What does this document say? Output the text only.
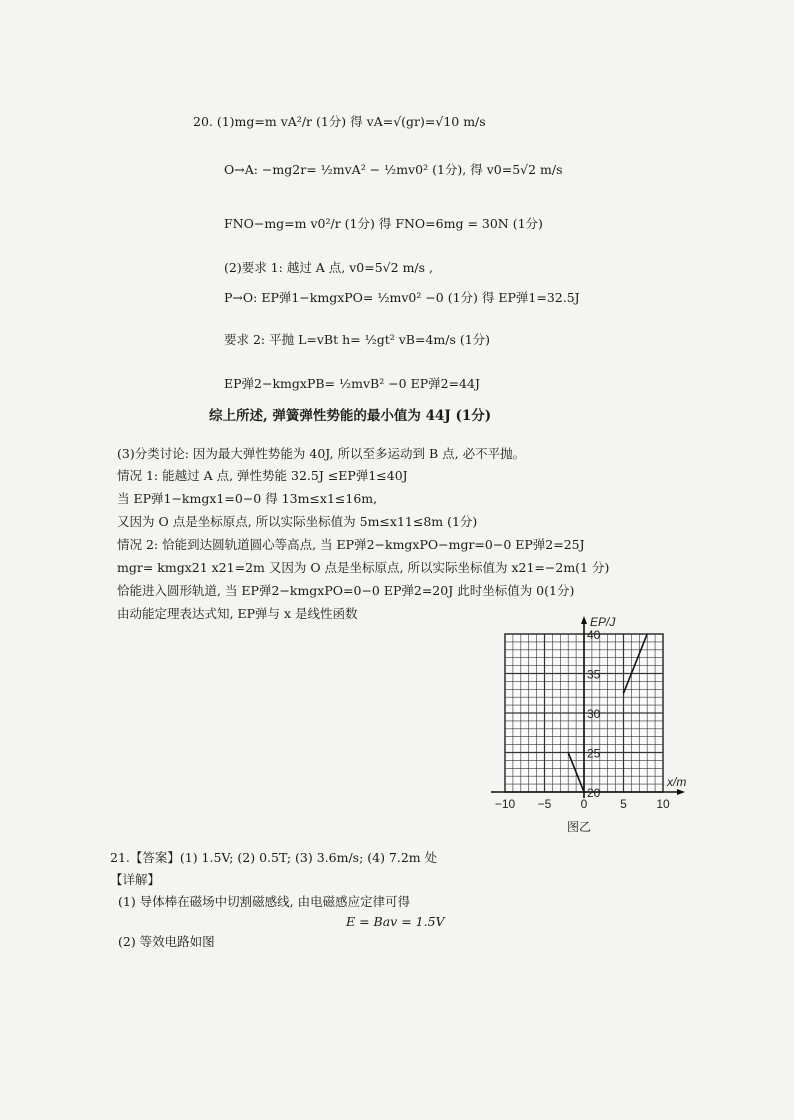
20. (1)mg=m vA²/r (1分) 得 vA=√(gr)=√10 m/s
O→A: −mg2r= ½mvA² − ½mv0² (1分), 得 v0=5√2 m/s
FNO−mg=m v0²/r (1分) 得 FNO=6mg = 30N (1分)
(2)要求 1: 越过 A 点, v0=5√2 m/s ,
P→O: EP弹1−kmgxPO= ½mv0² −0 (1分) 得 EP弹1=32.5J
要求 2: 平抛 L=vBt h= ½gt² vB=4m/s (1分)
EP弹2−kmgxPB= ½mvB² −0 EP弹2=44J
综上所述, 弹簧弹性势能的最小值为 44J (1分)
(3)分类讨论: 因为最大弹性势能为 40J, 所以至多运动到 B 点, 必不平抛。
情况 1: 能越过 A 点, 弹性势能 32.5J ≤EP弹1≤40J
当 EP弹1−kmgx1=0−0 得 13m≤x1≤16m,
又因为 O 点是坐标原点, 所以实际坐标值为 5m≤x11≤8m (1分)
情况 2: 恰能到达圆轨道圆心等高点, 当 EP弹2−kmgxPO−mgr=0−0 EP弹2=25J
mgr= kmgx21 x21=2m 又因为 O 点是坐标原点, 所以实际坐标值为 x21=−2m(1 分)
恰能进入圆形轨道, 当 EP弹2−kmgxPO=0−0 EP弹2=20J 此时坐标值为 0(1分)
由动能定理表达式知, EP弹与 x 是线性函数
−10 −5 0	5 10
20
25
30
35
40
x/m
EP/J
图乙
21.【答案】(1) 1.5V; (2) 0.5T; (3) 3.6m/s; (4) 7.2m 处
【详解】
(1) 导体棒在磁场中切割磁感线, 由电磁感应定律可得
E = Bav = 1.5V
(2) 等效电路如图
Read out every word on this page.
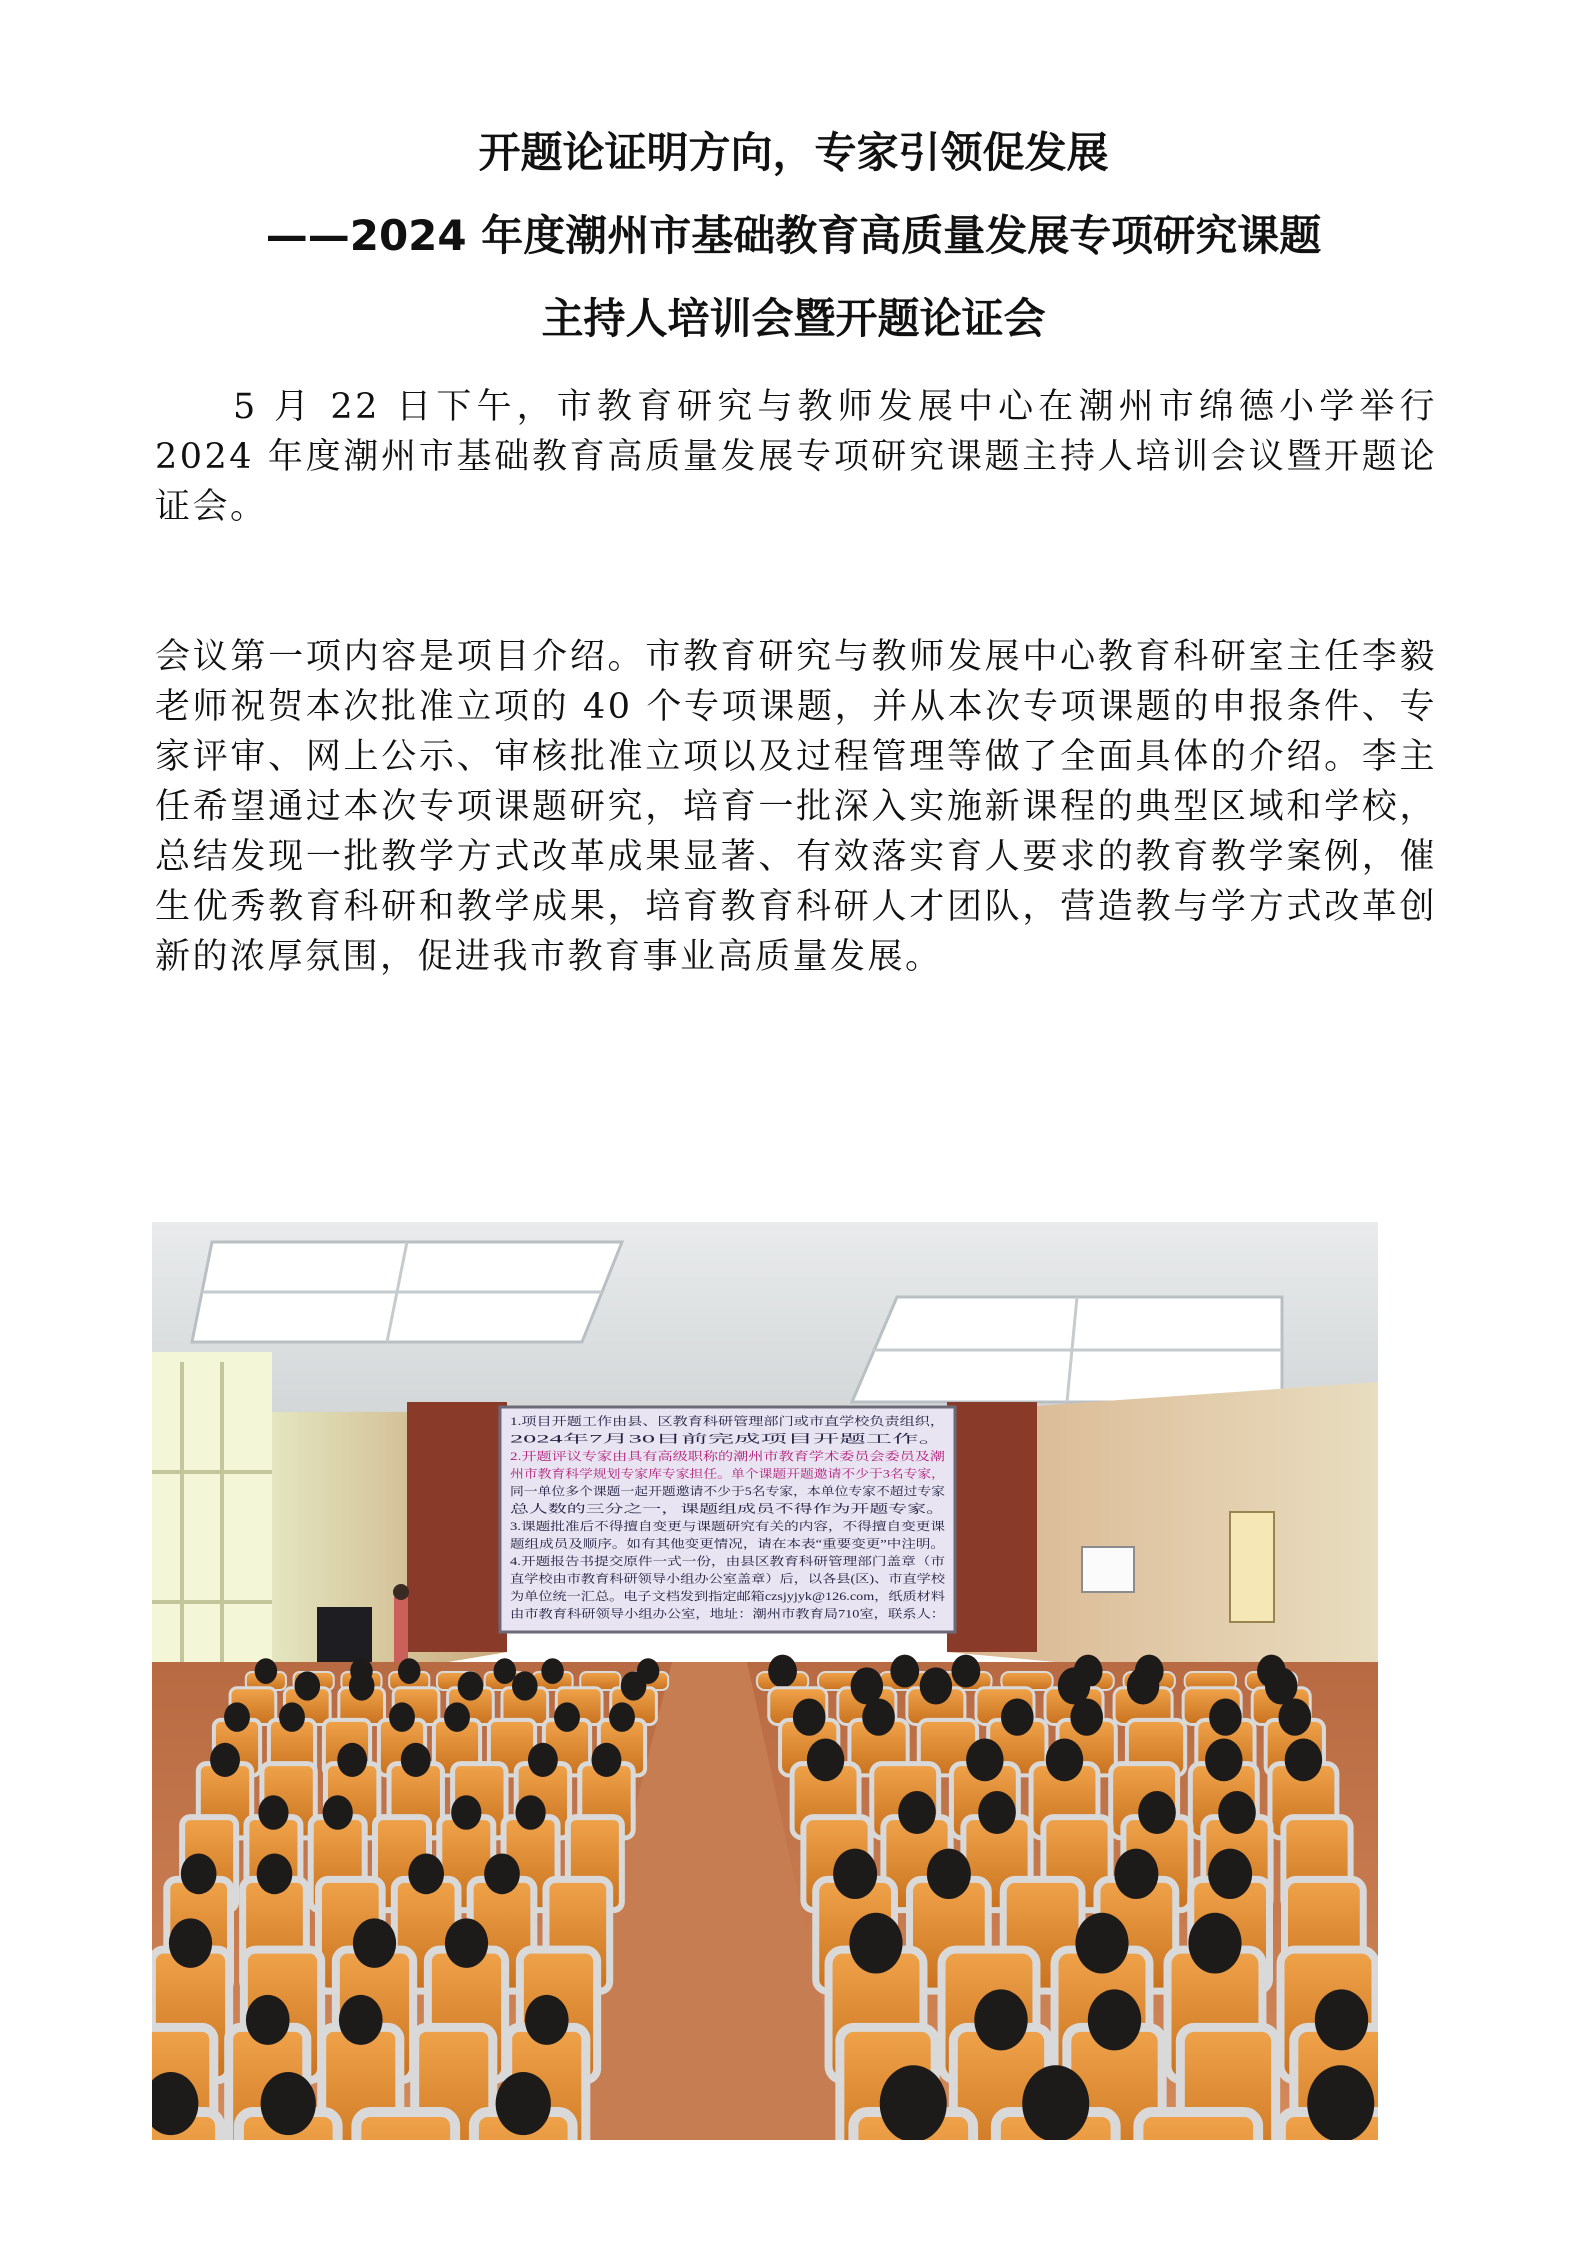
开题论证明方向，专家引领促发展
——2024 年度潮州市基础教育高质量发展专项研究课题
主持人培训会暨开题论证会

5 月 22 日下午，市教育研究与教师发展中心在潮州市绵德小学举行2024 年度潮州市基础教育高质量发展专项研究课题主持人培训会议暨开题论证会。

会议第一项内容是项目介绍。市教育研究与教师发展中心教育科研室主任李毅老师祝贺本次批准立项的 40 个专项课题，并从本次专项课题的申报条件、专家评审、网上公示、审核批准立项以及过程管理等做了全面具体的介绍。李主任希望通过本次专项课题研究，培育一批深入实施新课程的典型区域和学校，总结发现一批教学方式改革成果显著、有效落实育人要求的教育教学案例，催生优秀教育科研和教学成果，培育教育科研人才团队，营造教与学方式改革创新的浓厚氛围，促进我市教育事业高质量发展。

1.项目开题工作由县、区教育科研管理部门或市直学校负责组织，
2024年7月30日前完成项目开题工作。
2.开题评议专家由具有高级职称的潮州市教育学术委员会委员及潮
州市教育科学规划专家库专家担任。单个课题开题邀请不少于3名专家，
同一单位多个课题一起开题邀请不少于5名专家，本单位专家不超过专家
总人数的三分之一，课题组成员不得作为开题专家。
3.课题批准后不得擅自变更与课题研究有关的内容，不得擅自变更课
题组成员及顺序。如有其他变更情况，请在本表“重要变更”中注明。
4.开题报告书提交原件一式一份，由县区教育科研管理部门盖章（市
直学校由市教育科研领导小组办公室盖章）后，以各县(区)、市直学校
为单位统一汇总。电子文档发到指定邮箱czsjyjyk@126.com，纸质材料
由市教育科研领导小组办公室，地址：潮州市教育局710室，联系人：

------------------------------------------------------------

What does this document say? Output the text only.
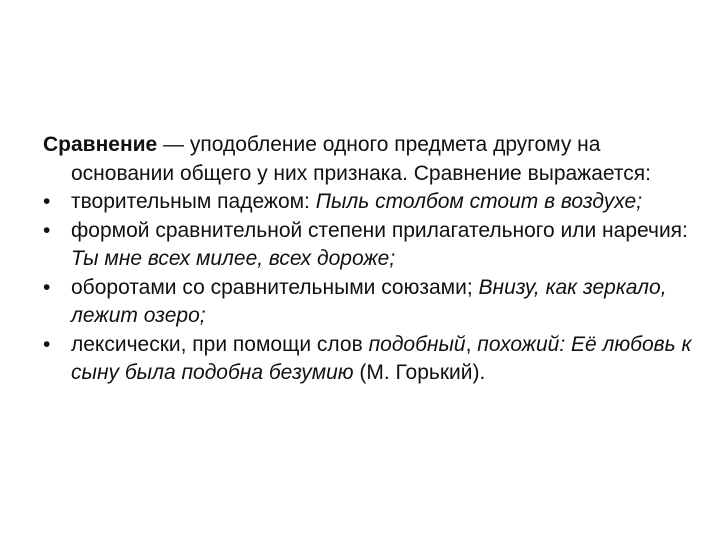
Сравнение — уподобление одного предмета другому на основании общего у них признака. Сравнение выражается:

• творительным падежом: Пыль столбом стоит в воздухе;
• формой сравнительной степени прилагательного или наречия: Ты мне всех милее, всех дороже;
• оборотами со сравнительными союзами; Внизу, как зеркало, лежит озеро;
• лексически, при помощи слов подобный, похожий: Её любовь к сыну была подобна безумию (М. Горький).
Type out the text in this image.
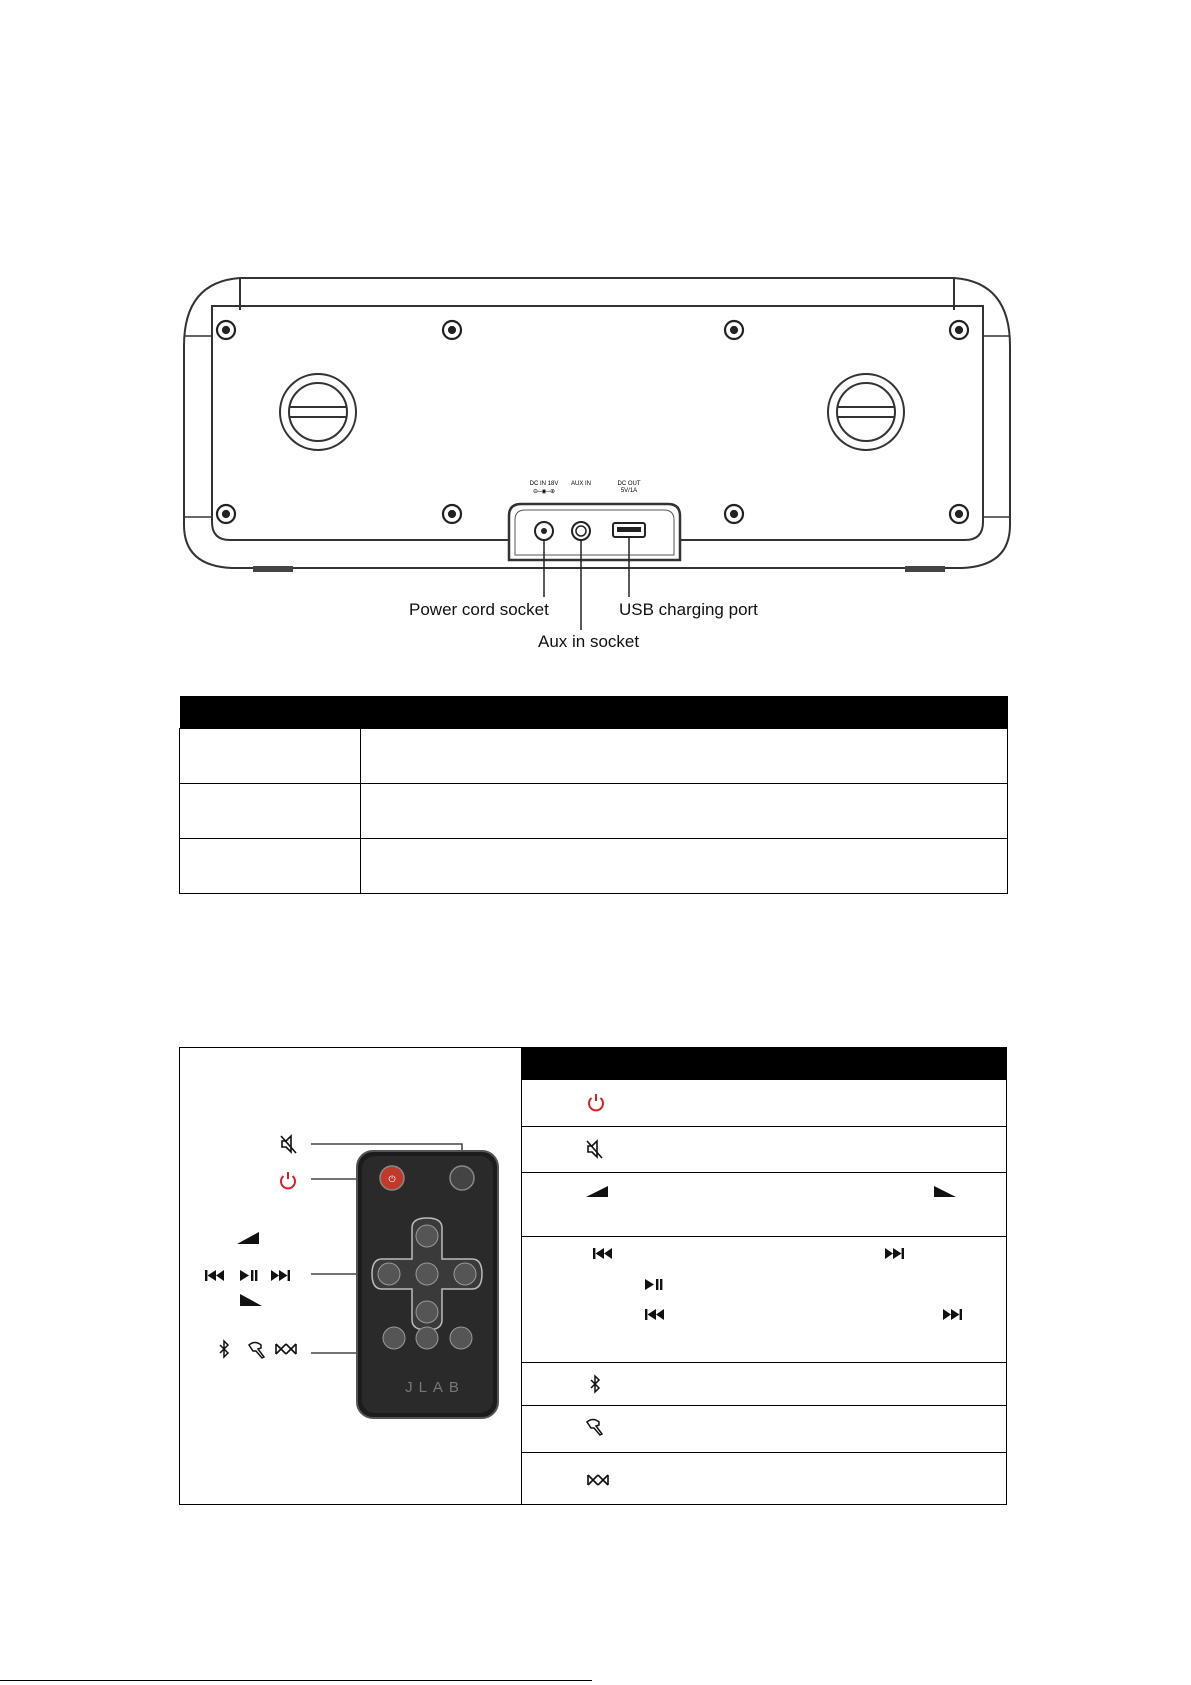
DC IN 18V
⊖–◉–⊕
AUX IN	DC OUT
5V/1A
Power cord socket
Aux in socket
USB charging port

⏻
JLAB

------------------------------------------------------------

> [What is asked]: Identify the lines that contain the string "kmgxPO", and copy every one of them.

> [Exercise result]:
P→O: EP弹1−kmgxPO= ½mv0² −0 (1分) 得 EP弹1=32.5J
情况 2: 恰能到达圆轨道圆心等高点, 当 EP弹2−kmgxPO−mgr=0−0 EP弹2=25J
恰能进入圆形轨道, 当 EP弹2−kmgxPO=0−0 EP弹2=20J 此时坐标值为 0(1分)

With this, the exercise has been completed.